- **Vorliegender Text**:
.....
„Diese Leute in Stockholm sollten sich klarmachen, dass eine Zeitdifferenz von 9 Stunden
zwischen Schweden und Kalifornien besteht. Es ist eine schreckliche Sache, einen Menschen
anzurufen, bevor er gefrühstückt hat.“ Dies sagte der deutsche Biophysiker Max Delbrück
am 13. Oktober 1969 vor Journalisten auf die Frage, was seine ersten Gedanken zur
Verleihung des Nobelpreises für Physiologie und Medizin waren. Der 1937 in die USA
emigrierte Genetiker war um kurz nach 5 Uhr in der Frühe vom schwedischen Verleihungskomitee
benachrichtigt worden. Ohne Zweifel die Koryphäe der modernen Genetik war und blieb
er ein bescheidener Mann. Auch in dem Moment, der für die Wissenschaft eine kleine
Sensation bedeutete. Denn Delbrück hatte als erster Physiker den Nobelpreis für Medizin
erhalten. Seine Entdeckungen über das Verhalten von Bakteriophagen waren so bahnbrechend
in der Erforschung von Viren und Viruserkrankungen, dass Delbrück als Gründer einer
neuen Wissenschaftsdisziplin geehrt wurde: der Molekularbiologie.
.....
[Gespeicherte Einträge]
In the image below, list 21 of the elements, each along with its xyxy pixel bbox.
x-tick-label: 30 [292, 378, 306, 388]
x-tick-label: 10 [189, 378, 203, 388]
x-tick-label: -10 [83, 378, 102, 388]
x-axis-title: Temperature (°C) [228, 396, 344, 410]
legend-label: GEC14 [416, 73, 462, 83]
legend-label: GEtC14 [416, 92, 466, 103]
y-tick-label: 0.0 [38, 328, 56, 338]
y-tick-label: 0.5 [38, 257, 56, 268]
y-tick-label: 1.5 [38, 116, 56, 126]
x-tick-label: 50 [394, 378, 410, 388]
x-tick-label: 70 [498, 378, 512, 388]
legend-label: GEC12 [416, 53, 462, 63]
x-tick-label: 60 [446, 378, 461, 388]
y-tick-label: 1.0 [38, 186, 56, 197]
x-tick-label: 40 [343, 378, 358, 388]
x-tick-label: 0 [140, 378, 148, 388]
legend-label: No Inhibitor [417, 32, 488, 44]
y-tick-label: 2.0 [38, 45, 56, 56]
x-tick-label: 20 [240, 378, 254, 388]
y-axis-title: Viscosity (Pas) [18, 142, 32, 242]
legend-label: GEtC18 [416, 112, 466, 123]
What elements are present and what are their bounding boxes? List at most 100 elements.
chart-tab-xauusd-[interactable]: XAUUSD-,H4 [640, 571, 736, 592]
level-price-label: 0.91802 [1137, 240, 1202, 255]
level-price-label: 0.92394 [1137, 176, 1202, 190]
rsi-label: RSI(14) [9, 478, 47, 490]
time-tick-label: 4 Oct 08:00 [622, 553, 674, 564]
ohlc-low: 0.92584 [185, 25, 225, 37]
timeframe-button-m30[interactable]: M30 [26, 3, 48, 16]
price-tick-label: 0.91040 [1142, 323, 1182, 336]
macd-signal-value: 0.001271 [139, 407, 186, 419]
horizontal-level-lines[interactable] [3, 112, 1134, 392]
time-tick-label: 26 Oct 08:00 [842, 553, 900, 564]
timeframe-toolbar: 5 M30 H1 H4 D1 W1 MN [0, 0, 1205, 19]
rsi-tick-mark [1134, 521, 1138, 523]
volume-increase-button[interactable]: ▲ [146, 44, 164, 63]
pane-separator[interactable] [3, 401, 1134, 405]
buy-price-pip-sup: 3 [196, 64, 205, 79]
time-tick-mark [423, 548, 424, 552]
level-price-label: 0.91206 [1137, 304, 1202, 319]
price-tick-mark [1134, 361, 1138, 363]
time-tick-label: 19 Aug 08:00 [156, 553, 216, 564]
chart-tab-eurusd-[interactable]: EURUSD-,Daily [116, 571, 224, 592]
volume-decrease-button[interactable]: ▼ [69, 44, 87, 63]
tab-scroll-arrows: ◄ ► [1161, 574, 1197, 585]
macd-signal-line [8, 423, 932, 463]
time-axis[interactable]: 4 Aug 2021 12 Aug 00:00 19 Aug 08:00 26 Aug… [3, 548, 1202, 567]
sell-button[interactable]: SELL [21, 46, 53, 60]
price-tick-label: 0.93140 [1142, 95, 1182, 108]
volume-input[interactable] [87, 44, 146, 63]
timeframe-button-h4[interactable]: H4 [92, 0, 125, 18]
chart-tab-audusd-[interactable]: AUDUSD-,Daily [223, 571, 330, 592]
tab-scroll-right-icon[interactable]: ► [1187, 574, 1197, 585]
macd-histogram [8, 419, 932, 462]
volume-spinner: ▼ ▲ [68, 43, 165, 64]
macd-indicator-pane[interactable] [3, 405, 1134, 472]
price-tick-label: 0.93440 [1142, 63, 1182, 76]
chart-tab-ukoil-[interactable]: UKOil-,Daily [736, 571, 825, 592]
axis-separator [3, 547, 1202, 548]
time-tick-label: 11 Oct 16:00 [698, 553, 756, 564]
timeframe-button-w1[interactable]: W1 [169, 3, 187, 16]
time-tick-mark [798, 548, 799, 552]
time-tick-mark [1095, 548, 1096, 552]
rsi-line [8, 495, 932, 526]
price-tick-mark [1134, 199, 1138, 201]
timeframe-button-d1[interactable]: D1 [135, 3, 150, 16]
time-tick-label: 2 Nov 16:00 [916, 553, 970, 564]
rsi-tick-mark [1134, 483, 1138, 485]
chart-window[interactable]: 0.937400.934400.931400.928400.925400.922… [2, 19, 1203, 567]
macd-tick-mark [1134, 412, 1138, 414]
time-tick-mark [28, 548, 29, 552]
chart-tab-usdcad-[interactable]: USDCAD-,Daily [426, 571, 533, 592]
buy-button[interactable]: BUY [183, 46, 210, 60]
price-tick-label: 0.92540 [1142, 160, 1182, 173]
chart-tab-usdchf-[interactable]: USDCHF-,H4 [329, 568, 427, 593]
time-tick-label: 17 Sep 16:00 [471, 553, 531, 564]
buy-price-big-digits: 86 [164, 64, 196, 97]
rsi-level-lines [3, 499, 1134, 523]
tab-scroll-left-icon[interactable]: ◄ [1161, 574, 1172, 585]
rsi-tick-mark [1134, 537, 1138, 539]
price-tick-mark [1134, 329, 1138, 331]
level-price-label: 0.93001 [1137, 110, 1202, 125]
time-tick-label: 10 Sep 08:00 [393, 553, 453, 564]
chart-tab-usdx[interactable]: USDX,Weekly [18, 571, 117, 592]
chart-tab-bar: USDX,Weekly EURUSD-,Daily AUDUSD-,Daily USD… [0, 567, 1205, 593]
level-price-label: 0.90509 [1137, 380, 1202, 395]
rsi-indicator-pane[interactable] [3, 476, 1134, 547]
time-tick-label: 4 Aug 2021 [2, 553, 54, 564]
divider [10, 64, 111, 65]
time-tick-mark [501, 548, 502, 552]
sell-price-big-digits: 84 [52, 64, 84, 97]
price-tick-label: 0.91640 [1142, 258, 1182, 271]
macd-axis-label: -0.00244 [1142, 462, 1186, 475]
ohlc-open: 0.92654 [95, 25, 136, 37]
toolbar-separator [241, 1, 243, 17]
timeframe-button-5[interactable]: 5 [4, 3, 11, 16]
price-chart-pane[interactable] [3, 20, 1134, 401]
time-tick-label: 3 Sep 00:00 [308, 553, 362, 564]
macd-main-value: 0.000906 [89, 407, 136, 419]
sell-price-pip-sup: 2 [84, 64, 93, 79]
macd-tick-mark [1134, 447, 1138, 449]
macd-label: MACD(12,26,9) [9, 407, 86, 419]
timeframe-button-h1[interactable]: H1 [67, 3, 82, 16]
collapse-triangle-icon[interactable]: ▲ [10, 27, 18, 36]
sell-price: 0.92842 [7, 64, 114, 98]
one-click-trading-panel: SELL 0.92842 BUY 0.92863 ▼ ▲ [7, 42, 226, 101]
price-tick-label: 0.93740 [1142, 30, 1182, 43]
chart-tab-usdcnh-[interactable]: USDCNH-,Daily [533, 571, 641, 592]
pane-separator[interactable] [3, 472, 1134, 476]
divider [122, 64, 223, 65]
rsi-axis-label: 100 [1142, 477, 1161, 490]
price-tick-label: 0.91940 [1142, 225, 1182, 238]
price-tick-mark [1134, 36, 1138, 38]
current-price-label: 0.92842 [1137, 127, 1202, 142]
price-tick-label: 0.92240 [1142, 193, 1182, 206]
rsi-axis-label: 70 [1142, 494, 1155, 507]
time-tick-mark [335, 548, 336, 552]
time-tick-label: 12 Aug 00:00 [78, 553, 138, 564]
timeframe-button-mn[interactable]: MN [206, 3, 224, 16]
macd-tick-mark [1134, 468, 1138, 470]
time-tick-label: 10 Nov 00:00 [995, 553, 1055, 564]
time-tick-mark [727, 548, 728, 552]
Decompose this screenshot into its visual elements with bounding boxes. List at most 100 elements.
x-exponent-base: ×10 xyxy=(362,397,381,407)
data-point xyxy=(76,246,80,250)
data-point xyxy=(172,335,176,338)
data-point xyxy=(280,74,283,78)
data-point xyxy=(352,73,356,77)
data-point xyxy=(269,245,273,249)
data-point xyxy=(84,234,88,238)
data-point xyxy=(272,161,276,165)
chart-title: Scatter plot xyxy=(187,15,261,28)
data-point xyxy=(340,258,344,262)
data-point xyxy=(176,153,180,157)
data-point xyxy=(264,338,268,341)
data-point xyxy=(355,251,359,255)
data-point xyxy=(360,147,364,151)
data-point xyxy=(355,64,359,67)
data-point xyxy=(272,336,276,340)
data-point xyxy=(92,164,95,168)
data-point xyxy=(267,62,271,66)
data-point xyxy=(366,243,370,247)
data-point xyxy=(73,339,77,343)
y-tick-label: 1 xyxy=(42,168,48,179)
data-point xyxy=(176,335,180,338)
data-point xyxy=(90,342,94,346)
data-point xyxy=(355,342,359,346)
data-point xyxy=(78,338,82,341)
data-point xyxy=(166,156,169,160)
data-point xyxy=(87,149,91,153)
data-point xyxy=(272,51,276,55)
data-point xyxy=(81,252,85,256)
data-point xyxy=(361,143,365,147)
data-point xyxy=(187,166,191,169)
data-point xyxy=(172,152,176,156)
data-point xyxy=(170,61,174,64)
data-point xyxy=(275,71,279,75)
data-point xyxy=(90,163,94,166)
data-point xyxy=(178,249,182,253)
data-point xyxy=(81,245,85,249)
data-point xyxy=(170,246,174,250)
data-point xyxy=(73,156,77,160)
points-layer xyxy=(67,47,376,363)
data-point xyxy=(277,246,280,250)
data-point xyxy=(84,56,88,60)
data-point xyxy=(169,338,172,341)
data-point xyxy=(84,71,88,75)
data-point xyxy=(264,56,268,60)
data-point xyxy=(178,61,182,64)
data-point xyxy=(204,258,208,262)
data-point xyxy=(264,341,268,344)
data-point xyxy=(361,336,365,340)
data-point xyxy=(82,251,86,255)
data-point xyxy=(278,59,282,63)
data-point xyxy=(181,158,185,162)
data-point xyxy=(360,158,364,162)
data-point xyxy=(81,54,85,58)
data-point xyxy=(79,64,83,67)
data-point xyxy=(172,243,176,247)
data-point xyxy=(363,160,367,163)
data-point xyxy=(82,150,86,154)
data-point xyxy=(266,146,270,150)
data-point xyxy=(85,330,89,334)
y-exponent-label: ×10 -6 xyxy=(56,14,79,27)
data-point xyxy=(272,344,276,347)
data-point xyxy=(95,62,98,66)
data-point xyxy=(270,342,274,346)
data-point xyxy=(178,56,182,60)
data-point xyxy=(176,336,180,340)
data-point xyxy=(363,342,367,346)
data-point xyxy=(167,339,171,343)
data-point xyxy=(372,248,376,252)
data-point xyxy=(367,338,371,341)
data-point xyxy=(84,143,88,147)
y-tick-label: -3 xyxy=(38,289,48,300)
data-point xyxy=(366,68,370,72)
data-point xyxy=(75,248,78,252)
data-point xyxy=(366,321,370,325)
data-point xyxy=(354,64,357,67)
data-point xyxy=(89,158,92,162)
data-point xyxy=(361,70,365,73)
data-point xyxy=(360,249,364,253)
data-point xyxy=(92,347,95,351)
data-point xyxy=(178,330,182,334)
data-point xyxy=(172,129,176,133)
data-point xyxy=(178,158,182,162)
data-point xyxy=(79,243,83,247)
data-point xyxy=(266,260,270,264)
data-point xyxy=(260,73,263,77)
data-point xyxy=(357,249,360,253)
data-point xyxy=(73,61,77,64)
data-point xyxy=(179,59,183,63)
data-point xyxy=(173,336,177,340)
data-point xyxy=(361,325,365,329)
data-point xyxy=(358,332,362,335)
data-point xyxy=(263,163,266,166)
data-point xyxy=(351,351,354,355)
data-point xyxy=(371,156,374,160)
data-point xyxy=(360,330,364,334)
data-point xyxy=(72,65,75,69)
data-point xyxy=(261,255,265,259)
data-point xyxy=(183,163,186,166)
.....
- **Übungsaufgaben**:
A: Zu welcher Uhrzeit erhielt Max Delbrück laut dem Text über ihn die Nachricht vom schwedischen Verleihungskomitee?
B: Nennen Sie sämtliche Orts- und Ländernamen, die im Text über Max Delbrück vorkommen.
C: Prüfen Sie anhand des Textes über Max Delbrück, ob die folgenden Aussagen zutreffen, und belegen Sie jede Antwort mit den entscheidenden Worten aus dem Text: (i) Delbrück wanderte 1937 in die USA aus. (ii) Delbrück war der erste Physiker, der den Nobelpreis für Medizin bekam. (iii) Zwischen Schweden und Kalifornien beträgt der Zeitunterschied sechs Stunden.

- **Lösungen im Einzelnen**:
A: Um kurz nach 5 Uhr in der Frühe.

B: Stockholm, Schweden, Kalifornien, USA

C:
(i) Ja: „Der 1937 in die USA emigrierte Genetiker“
(ii) Ja: „Denn Delbrück hatte als erster Physiker den Nobelpreis für Medizin erhalten.“
(iii) Nein: „eine Zeitdifferenz von 9 Stunden“